**Task details**
Extract the records below word for word and ignore the images.

::: Provided information

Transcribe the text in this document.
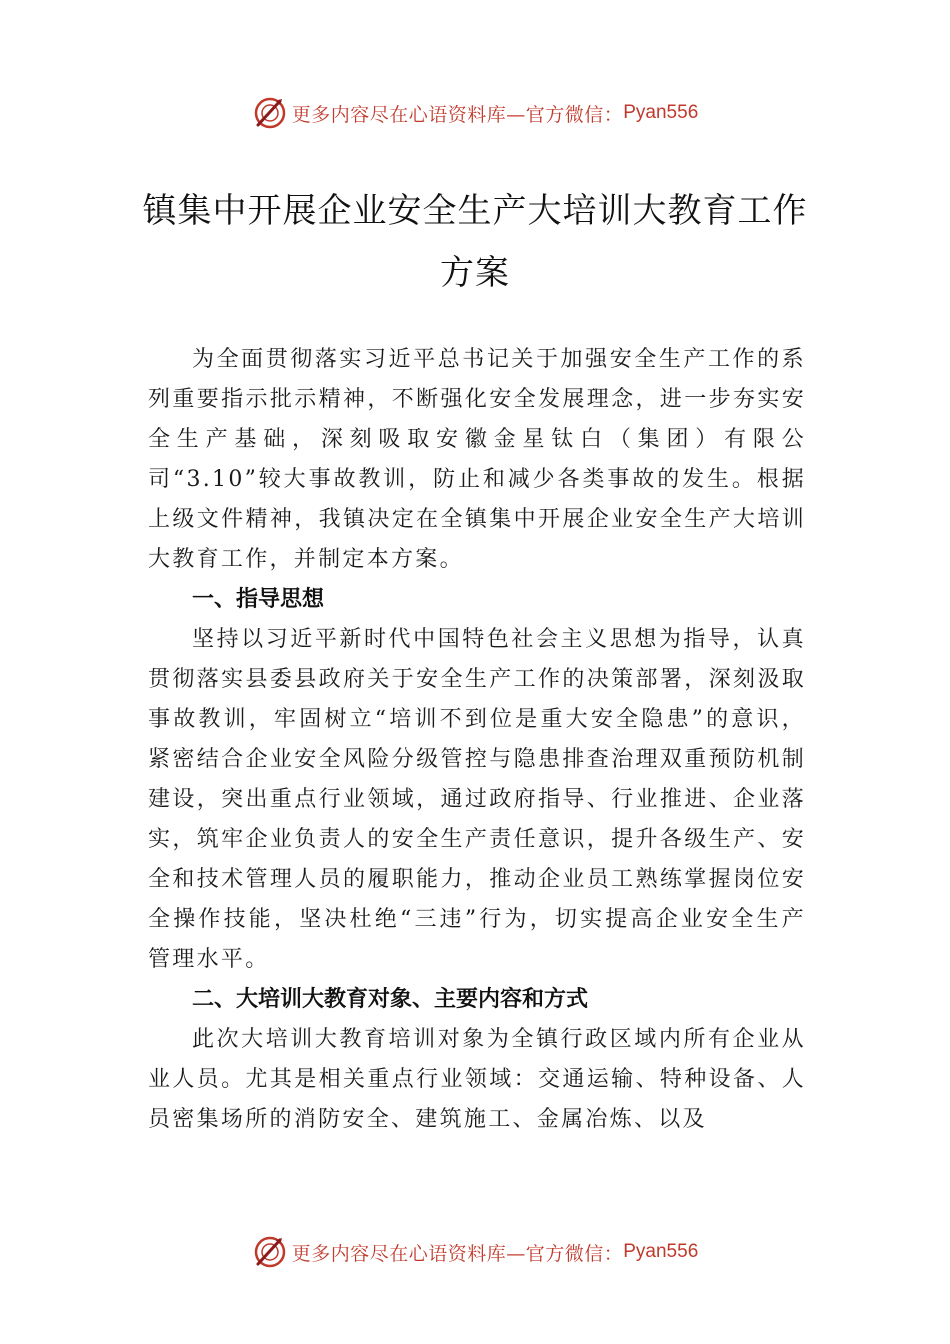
更多内容尽在心语资料库—官方微信： Pyan556
镇集中开展企业安全生产大培训大教育工作方案

为全面贯彻落实习近平总书记关于加强安全生产工作的系列重要指示批示精神，不断强化安全发展理念，进一步夯实安全生产基础，深刻吸取安徽金星钛白（集团）有限公司“3.10”较大事故教训，防止和减少各类事故的发生。根据上级文件精神，我镇决定在全镇集中开展企业安全生产大培训大教育工作，并制定本方案。

一、指导思想

坚持以习近平新时代中国特色社会主义思想为指导，认真贯彻落实县委县政府关于安全生产工作的决策部署，深刻汲取事故教训，牢固树立“培训不到位是重大安全隐患”的意识，紧密结合企业安全风险分级管控与隐患排查治理双重预防机制建设，突出重点行业领域，通过政府指导、行业推进、企业落实，筑牢企业负责人的安全生产责任意识，提升各级生产、安全和技术管理人员的履职能力，推动企业员工熟练掌握岗位安全操作技能，坚决杜绝“三违”行为，切实提高企业安全生产管理水平。

二、大培训大教育对象、主要内容和方式

此次大培训大教育培训对象为全镇行政区域内所有企业从业人员。尤其是相关重点行业领域：交通运输、特种设备、人员密集场所的消防安全、建筑施工、金属冶炼、以及

更多内容尽在心语资料库—官方微信： Pyan556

::::::

**Output for this task**
Transcribe the text in this document.
更多内容尽在心语资料库—官方微信： Pyan556
镇集中开展企业安全生产大培训大教育工作方案

为全面贯彻落实习近平总书记关于加强安全生产工作的系列重要指示批示精神，不断强化安全发展理念，进一步夯实安全生产基础，深刻吸取安徽金星钛白（集团）有限公司“3.10”较大事故教训，防止和减少各类事故的发生。根据上级文件精神，我镇决定在全镇集中开展企业安全生产大培训大教育工作，并制定本方案。

一、指导思想

坚持以习近平新时代中国特色社会主义思想为指导，认真贯彻落实县委县政府关于安全生产工作的决策部署，深刻汲取事故教训，牢固树立“培训不到位是重大安全隐患”的意识，紧密结合企业安全风险分级管控与隐患排查治理双重预防机制建设，突出重点行业领域，通过政府指导、行业推进、企业落实，筑牢企业负责人的安全生产责任意识，提升各级生产、安全和技术管理人员的履职能力，推动企业员工熟练掌握岗位安全操作技能，坚决杜绝“三违”行为，切实提高企业安全生产管理水平。

二、大培训大教育对象、主要内容和方式

此次大培训大教育培训对象为全镇行政区域内所有企业从业人员。尤其是相关重点行业领域：交通运输、特种设备、人员密集场所的消防安全、建筑施工、金属冶炼、以及

更多内容尽在心语资料库—官方微信： Pyan556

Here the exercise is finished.